** PROMPT **
Write out all the data again, exactly as it stands.

** DATA ROWS **

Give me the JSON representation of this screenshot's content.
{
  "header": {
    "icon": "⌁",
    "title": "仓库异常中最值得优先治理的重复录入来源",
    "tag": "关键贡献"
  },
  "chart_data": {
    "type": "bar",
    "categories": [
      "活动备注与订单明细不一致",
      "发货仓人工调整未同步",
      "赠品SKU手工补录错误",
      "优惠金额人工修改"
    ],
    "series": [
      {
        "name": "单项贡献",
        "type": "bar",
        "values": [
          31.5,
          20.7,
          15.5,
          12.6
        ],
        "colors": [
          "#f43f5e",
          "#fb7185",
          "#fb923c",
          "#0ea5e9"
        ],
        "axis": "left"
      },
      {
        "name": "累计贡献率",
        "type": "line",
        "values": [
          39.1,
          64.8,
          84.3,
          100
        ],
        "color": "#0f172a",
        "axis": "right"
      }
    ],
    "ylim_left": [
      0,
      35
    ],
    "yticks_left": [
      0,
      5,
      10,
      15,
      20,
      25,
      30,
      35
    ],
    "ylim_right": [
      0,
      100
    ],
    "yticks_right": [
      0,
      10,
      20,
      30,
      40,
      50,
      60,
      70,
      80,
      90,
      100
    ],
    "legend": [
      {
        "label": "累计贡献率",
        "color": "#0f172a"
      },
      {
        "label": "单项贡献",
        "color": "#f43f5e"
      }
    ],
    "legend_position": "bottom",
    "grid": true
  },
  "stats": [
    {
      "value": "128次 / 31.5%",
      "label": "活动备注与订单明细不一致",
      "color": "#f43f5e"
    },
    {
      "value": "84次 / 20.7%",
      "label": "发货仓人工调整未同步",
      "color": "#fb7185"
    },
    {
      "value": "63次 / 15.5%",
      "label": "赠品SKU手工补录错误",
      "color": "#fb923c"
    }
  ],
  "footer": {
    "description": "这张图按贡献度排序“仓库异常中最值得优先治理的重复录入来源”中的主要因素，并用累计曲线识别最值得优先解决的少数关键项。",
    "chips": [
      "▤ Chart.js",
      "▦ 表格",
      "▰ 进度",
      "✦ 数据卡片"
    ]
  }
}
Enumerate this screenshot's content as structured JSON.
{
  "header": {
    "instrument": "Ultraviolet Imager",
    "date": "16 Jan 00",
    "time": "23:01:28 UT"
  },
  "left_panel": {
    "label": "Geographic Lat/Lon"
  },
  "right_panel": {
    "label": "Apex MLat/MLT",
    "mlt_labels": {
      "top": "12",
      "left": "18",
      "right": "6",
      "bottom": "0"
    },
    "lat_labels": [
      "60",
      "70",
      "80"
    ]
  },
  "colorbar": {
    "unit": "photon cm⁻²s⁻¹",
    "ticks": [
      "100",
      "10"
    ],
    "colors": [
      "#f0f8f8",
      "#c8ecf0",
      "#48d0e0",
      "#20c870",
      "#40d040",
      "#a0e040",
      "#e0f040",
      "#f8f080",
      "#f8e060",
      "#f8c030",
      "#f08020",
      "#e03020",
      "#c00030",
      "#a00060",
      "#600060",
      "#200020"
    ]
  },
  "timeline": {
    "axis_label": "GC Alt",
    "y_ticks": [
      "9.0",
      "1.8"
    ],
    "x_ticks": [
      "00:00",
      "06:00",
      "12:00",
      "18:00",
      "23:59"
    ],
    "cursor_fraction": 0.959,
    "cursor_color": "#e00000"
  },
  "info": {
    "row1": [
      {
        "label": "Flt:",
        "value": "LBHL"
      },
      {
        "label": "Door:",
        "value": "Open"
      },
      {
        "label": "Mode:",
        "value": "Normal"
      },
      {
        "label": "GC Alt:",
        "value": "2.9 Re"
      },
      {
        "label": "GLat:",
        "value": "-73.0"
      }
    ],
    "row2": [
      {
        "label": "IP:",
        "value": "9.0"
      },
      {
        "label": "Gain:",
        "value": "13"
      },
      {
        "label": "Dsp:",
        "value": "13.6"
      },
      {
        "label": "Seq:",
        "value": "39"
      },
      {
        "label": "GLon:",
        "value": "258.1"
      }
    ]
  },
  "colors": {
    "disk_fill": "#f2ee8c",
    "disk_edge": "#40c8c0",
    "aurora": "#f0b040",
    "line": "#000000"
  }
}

** EXERCISE ANSWER **
Give me the JSON representation of this screenshot's content.
{
  "header": {
    "icon": "⌁",
    "title": "仓库异常中最值得优先治理的重复录入来源",
    "tag": "关键贡献"
  },
  "chart_data": {
    "type": "bar",
    "categories": [
      "活动备注与订单明细不一致",
      "发货仓人工调整未同步",
      "赠品SKU手工补录错误",
      "优惠金额人工修改"
    ],
    "series": [
      {
        "name": "单项贡献",
        "type": "bar",
        "values": [
          31.5,
          20.7,
          15.5,
          12.6
        ],
        "colors": [
          "#f43f5e",
          "#fb7185",
          "#fb923c",
          "#0ea5e9"
        ],
        "axis": "left"
      },
      {
        "name": "累计贡献率",
        "type": "line",
        "values": [
          39.1,
          64.8,
          84.3,
          100
        ],
        "color": "#0f172a",
        "axis": "right"
      }
    ],
    "ylim_left": [
      0,
      35
    ],
    "yticks_left": [
      0,
      5,
      10,
      15,
      20,
      25,
      30,
      35
    ],
    "ylim_right": [
      0,
      100
    ],
    "yticks_right": [
      0,
      10,
      20,
      30,
      40,
      50,
      60,
      70,
      80,
      90,
      100
    ],
    "legend": [
      {
        "label": "累计贡献率",
        "color": "#0f172a"
      },
      {
        "label": "单项贡献",
        "color": "#f43f5e"
      }
    ],
    "legend_position": "bottom",
    "grid": true
  },
  "stats": [
    {
      "value": "128次 / 31.5%",
      "label": "活动备注与订单明细不一致",
      "color": "#f43f5e"
    },
    {
      "value": "84次 / 20.7%",
      "label": "发货仓人工调整未同步",
      "color": "#fb7185"
    },
    {
      "value": "63次 / 15.5%",
      "label": "赠品SKU手工补录错误",
      "color": "#fb923c"
    }
  ],
  "footer": {
    "description": "这张图按贡献度排序“仓库异常中最值得优先治理的重复录入来源”中的主要因素，并用累计曲线识别最值得优先解决的少数关键项。",
    "chips": [
      "▤ Chart.js",
      "▦ 表格",
      "▰ 进度",
      "✦ 数据卡片"
    ]
  }
}
Enumerate this screenshot's content as structured JSON.
{
  "header": {
    "instrument": "Ultraviolet Imager",
    "date": "16 Jan 00",
    "time": "23:01:28 UT"
  },
  "left_panel": {
    "label": "Geographic Lat/Lon"
  },
  "right_panel": {
    "label": "Apex MLat/MLT",
    "mlt_labels": {
      "top": "12",
      "left": "18",
      "right": "6",
      "bottom": "0"
    },
    "lat_labels": [
      "60",
      "70",
      "80"
    ]
  },
  "colorbar": {
    "unit": "photon cm⁻²s⁻¹",
    "ticks": [
      "100",
      "10"
    ],
    "colors": [
      "#f0f8f8",
      "#c8ecf0",
      "#48d0e0",
      "#20c870",
      "#40d040",
      "#a0e040",
      "#e0f040",
      "#f8f080",
      "#f8e060",
      "#f8c030",
      "#f08020",
      "#e03020",
      "#c00030",
      "#a00060",
      "#600060",
      "#200020"
    ]
  },
  "timeline": {
    "axis_label": "GC Alt",
    "y_ticks": [
      "9.0",
      "1.8"
    ],
    "x_ticks": [
      "00:00",
      "06:00",
      "12:00",
      "18:00",
      "23:59"
    ],
    "cursor_fraction": 0.959,
    "cursor_color": "#e00000"
  },
  "info": {
    "row1": [
      {
        "label": "Flt:",
        "value": "LBHL"
      },
      {
        "label": "Door:",
        "value": "Open"
      },
      {
        "label": "Mode:",
        "value": "Normal"
      },
      {
        "label": "GC Alt:",
        "value": "2.9 Re"
      },
      {
        "label": "GLat:",
        "value": "-73.0"
      }
    ],
    "row2": [
      {
        "label": "IP:",
        "value": "9.0"
      },
      {
        "label": "Gain:",
        "value": "13"
      },
      {
        "label": "Dsp:",
        "value": "13.6"
      },
      {
        "label": "Seq:",
        "value": "39"
      },
      {
        "label": "GLon:",
        "value": "258.1"
      }
    ]
  },
  "colors": {
    "disk_fill": "#f2ee8c",
    "disk_edge": "#40c8c0",
    "aurora": "#f0b040",
    "line": "#000000"
  }
}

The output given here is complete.